▶ **PROBLEM REQUIREMENTS**:
Your task is to gather the lines below that hold the string "title".

------------------------------------------------------------------------

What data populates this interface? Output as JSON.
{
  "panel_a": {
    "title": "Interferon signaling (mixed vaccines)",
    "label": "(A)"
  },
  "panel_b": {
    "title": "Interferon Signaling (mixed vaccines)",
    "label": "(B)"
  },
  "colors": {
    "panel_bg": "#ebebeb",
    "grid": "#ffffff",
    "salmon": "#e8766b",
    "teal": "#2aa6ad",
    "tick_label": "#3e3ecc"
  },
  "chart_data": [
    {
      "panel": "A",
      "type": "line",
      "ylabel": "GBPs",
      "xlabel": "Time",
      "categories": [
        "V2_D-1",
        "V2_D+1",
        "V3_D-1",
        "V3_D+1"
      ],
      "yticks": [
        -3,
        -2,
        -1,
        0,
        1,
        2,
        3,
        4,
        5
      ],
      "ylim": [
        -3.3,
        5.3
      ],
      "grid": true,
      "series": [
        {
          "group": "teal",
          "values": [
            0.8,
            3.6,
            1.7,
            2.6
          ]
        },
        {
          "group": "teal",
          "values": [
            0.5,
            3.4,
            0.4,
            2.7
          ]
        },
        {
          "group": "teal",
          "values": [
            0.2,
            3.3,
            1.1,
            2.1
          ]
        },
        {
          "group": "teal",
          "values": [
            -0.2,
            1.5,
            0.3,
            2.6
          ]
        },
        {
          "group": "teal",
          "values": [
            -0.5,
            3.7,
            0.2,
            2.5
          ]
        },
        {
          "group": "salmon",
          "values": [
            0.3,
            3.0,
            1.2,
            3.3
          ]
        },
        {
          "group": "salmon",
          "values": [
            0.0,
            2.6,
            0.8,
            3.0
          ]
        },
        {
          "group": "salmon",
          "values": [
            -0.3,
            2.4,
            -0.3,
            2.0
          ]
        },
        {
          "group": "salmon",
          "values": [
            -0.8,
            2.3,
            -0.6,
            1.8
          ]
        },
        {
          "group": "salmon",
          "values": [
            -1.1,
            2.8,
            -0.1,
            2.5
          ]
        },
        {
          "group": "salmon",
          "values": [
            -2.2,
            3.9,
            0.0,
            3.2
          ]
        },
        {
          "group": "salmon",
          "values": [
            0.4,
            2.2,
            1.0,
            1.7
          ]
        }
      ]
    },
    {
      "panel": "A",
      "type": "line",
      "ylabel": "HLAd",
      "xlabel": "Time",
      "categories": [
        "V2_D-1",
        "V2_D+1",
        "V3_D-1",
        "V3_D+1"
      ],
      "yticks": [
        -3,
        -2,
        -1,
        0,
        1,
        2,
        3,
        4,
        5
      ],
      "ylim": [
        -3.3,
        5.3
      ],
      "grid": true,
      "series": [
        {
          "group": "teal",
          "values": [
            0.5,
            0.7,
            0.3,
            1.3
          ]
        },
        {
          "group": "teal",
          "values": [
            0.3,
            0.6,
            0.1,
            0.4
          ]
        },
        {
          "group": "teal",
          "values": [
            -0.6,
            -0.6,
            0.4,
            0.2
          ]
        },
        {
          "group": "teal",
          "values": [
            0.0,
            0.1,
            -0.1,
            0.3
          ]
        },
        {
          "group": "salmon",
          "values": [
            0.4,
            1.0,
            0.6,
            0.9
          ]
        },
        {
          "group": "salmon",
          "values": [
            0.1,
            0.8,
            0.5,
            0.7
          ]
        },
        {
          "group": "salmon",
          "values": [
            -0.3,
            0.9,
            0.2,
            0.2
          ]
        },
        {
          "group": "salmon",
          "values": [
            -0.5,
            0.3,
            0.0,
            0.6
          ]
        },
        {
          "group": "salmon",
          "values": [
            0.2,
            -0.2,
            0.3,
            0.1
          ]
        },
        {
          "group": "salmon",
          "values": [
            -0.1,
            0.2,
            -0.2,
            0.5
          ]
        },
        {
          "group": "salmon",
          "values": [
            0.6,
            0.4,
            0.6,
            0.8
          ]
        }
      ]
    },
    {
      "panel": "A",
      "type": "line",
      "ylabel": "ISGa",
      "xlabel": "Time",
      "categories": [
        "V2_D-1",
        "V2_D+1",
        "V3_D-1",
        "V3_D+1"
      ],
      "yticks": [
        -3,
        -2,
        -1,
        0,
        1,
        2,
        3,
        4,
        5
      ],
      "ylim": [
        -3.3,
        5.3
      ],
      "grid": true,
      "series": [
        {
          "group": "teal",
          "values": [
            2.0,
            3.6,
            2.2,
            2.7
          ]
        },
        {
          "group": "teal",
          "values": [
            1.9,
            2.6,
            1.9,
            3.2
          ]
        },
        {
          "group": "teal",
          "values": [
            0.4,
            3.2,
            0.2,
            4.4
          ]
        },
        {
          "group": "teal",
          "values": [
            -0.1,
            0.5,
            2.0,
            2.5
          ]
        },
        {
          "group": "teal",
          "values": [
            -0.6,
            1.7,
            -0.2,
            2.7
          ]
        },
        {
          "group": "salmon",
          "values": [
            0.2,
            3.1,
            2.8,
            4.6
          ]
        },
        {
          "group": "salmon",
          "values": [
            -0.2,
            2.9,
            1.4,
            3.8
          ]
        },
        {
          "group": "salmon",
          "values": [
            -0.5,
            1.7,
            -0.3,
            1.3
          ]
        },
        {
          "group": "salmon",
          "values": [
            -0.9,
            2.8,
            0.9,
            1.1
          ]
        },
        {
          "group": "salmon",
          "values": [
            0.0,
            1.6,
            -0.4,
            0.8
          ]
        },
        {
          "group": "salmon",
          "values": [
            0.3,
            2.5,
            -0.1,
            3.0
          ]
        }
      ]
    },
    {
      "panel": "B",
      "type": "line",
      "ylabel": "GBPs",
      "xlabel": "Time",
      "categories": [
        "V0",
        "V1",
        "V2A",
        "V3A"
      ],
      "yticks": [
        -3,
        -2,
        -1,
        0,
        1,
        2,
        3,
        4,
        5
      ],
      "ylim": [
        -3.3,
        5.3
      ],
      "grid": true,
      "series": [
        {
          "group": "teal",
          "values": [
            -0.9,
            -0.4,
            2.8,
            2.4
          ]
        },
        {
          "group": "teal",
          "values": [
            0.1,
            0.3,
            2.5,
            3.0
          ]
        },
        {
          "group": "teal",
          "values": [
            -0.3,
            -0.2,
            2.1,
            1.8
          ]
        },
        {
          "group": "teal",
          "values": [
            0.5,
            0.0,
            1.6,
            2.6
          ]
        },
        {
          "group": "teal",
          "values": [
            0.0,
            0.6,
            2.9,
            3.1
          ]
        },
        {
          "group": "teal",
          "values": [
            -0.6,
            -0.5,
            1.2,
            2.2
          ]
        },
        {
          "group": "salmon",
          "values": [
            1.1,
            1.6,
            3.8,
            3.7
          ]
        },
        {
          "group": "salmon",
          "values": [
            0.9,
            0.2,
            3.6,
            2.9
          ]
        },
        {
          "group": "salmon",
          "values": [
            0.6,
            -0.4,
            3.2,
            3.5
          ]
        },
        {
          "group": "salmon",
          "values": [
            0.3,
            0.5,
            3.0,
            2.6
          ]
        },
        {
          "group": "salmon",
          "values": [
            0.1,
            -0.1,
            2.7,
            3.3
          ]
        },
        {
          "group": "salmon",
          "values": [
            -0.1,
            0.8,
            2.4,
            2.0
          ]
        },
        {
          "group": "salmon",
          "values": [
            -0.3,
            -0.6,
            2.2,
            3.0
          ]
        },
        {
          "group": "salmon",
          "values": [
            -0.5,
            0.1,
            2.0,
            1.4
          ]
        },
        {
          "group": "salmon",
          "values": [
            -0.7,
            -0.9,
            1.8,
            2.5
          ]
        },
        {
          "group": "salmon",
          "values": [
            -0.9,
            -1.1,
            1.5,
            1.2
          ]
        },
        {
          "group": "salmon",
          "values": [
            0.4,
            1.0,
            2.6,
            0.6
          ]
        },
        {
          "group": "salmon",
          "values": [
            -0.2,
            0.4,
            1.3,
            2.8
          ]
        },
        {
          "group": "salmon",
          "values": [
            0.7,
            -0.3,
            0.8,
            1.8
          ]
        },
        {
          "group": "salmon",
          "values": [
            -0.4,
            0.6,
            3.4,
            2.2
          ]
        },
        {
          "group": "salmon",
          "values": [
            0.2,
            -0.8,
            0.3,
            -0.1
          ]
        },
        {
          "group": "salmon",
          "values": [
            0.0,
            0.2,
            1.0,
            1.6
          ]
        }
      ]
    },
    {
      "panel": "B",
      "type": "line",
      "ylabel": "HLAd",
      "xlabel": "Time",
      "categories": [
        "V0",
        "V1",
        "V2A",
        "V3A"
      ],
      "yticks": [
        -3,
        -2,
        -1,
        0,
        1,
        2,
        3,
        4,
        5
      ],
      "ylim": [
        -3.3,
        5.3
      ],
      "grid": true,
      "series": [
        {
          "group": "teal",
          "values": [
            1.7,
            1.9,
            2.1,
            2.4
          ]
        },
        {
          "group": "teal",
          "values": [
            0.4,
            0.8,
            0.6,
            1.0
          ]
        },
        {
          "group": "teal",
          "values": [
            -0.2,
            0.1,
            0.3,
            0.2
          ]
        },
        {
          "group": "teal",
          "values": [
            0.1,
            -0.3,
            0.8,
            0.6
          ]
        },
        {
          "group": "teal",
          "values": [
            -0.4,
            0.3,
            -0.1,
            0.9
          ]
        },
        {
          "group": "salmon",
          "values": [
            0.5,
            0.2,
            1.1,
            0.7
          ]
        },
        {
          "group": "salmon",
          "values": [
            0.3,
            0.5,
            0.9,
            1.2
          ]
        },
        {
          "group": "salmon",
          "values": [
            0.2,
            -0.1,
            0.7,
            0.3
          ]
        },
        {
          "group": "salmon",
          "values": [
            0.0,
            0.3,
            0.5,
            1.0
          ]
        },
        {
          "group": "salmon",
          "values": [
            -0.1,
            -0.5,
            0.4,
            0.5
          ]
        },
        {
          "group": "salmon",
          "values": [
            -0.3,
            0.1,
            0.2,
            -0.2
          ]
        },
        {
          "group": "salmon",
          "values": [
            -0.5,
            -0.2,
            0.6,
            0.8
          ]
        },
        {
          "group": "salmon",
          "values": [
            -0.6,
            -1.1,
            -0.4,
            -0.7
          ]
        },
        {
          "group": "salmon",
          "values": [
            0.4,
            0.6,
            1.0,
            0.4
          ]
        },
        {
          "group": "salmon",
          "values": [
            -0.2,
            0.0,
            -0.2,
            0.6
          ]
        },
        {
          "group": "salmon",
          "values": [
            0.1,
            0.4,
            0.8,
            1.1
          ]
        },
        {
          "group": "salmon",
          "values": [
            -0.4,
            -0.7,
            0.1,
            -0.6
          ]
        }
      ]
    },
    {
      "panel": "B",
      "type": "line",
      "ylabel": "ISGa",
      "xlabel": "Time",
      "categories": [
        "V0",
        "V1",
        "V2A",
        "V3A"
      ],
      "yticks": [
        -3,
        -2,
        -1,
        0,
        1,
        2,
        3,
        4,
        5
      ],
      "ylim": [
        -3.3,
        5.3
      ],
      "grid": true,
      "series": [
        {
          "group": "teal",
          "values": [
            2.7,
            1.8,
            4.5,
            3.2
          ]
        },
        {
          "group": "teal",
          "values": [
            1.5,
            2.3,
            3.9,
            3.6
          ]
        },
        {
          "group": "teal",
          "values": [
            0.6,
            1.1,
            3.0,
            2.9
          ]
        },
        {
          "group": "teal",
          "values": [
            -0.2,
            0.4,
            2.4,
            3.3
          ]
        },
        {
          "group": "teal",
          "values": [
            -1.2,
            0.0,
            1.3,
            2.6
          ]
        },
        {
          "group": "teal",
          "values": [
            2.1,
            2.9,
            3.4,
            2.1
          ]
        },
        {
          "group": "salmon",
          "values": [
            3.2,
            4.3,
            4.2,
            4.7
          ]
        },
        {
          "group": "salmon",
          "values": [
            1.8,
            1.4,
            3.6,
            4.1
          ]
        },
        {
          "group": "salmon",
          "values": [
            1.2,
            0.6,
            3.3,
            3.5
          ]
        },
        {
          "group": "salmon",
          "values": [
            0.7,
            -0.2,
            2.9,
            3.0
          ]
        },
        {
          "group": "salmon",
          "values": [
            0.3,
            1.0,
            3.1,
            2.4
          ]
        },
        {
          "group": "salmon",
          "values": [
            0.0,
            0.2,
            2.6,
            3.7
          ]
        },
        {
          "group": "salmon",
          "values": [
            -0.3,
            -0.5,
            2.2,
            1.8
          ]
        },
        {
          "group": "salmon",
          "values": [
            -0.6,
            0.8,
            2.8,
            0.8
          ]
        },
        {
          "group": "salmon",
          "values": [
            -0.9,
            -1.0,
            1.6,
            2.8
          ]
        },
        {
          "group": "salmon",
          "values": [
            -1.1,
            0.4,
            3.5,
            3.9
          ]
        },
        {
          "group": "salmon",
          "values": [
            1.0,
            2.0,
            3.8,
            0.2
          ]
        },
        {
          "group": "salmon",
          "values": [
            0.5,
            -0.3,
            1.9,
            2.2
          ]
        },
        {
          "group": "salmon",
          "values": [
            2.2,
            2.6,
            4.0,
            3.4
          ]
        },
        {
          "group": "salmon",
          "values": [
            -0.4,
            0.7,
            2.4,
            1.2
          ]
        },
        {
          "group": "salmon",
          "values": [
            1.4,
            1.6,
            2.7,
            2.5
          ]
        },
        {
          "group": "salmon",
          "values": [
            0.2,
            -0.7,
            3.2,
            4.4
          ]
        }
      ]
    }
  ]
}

------------------------------------------------------------------------

▶ **FINISHED EXERCISE**:
    "title": "Interferon signaling (mixed vaccines)",
    "title": "Interferon Signaling (mixed vaccines)",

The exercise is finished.